State only how many lines contain the string "from".

──────── DATA PROVIDED

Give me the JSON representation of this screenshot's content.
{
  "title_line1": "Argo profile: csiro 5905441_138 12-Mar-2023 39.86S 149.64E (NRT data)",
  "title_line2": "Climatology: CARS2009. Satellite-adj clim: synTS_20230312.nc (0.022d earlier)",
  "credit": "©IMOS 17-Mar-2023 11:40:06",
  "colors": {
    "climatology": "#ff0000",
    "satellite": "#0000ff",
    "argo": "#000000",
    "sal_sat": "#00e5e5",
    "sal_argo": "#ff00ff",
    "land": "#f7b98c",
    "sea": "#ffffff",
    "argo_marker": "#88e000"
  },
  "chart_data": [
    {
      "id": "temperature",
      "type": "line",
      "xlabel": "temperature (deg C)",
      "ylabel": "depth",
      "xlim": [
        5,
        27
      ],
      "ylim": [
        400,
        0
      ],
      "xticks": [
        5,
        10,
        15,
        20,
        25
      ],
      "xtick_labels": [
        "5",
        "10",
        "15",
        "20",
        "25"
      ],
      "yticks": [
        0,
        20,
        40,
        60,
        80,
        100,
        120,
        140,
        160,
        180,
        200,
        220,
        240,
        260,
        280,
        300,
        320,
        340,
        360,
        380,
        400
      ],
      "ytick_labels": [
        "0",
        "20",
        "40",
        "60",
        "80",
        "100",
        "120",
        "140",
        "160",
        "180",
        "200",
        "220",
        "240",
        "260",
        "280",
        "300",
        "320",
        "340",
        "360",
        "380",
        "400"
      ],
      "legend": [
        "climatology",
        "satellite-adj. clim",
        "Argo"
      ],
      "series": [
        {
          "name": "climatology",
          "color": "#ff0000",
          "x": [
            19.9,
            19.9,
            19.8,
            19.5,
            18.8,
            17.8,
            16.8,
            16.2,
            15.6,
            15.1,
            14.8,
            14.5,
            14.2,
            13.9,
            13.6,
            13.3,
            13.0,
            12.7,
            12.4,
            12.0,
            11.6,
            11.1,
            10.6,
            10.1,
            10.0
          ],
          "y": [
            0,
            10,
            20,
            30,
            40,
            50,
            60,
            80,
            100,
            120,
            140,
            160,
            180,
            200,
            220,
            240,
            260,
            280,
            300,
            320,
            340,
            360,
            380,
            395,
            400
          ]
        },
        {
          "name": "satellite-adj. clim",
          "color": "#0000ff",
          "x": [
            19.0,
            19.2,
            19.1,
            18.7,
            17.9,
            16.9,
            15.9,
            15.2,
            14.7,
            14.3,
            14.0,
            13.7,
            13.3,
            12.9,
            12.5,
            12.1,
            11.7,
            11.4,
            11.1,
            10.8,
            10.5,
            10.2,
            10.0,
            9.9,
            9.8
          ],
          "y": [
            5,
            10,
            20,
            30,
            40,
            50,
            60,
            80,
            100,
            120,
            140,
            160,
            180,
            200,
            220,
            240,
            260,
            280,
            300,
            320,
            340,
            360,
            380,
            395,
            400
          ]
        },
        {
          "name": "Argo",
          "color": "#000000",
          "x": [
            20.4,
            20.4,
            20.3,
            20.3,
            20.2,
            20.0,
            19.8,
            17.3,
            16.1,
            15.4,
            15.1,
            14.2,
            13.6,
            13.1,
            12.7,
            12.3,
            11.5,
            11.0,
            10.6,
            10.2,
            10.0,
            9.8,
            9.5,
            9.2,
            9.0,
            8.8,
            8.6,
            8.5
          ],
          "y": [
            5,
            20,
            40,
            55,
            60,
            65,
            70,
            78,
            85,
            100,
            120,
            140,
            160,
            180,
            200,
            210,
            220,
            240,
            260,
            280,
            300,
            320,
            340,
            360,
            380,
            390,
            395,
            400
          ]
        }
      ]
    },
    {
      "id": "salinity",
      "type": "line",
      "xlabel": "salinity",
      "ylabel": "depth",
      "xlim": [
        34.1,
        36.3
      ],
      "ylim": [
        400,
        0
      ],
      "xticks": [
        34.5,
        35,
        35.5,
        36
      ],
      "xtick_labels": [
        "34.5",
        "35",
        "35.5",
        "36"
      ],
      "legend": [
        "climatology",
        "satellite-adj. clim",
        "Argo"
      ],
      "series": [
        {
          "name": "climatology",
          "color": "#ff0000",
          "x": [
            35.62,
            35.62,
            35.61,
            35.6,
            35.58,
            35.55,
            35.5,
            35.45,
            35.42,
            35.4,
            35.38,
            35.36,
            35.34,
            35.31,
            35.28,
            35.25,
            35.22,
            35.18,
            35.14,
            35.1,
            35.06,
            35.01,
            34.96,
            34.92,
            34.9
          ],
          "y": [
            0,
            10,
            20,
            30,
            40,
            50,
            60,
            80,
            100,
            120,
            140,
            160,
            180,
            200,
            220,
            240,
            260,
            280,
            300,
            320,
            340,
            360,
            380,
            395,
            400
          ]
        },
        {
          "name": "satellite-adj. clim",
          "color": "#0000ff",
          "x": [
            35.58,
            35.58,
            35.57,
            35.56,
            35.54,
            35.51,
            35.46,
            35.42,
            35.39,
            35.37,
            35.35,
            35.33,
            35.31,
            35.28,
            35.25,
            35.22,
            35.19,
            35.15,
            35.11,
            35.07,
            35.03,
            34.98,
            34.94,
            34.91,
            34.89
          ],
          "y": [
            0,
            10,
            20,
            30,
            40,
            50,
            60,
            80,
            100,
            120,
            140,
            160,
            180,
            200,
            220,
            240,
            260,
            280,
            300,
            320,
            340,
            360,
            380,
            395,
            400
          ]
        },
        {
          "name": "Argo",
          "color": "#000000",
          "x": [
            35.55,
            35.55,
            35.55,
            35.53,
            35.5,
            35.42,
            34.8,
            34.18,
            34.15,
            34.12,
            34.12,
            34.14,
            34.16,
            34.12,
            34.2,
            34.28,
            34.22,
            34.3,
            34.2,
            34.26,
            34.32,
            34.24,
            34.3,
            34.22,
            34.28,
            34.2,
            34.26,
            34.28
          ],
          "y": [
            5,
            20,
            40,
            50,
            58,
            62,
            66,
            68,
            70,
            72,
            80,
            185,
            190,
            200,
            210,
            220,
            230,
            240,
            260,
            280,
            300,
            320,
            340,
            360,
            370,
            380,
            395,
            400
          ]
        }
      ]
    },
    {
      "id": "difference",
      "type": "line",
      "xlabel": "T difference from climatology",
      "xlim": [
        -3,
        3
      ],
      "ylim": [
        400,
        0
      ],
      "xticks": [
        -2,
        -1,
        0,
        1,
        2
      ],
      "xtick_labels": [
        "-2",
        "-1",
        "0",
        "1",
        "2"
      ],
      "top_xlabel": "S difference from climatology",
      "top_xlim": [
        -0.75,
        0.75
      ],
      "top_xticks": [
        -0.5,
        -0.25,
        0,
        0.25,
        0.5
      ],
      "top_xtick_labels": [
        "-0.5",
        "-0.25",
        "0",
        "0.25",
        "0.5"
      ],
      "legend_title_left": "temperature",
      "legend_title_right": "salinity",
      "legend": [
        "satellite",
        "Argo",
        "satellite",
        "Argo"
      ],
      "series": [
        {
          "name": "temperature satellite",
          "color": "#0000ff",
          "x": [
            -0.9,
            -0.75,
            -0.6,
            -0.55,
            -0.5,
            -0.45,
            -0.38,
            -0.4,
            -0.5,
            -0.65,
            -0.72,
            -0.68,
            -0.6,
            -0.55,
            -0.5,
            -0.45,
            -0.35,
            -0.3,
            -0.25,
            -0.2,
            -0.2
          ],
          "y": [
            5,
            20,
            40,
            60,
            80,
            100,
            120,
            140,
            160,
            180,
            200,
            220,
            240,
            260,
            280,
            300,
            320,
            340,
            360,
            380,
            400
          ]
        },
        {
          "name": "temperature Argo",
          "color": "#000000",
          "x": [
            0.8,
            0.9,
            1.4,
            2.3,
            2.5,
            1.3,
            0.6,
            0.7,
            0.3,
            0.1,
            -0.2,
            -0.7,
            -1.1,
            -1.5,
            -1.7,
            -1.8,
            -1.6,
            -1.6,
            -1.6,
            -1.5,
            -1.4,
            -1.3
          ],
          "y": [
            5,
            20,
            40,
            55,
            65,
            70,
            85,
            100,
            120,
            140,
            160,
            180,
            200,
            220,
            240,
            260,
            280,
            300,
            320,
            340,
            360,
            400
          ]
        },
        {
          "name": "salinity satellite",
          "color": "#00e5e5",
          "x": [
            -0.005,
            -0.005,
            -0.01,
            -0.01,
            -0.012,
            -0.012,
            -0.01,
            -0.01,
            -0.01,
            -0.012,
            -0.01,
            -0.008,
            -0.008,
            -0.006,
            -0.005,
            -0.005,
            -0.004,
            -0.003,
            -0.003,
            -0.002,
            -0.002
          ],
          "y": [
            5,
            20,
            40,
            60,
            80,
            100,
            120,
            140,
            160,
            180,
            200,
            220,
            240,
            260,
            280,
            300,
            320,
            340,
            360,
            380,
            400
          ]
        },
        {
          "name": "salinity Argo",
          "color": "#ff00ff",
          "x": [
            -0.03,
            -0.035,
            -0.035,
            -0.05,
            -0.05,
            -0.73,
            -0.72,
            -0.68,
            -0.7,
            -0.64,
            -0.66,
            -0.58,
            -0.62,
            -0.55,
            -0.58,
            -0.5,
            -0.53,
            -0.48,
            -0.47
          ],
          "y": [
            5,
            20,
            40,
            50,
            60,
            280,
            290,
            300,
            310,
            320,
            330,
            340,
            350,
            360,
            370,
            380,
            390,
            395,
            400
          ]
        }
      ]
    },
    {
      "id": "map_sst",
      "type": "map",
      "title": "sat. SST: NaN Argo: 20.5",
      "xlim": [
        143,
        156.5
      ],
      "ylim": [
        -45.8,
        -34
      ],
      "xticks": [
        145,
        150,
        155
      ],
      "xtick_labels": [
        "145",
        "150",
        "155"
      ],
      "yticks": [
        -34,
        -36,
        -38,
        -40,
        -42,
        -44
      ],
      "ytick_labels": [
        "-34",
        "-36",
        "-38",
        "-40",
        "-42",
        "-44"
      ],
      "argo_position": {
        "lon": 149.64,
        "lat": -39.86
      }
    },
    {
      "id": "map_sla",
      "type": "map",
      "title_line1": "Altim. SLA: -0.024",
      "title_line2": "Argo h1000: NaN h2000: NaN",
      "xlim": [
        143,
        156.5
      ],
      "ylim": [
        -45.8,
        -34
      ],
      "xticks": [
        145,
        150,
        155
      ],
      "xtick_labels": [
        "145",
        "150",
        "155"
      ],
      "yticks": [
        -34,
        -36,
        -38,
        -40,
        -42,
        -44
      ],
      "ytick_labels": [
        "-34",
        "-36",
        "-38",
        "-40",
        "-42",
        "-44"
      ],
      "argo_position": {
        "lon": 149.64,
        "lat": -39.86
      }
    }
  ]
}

────────────────

[ANSWER BELOW]:
2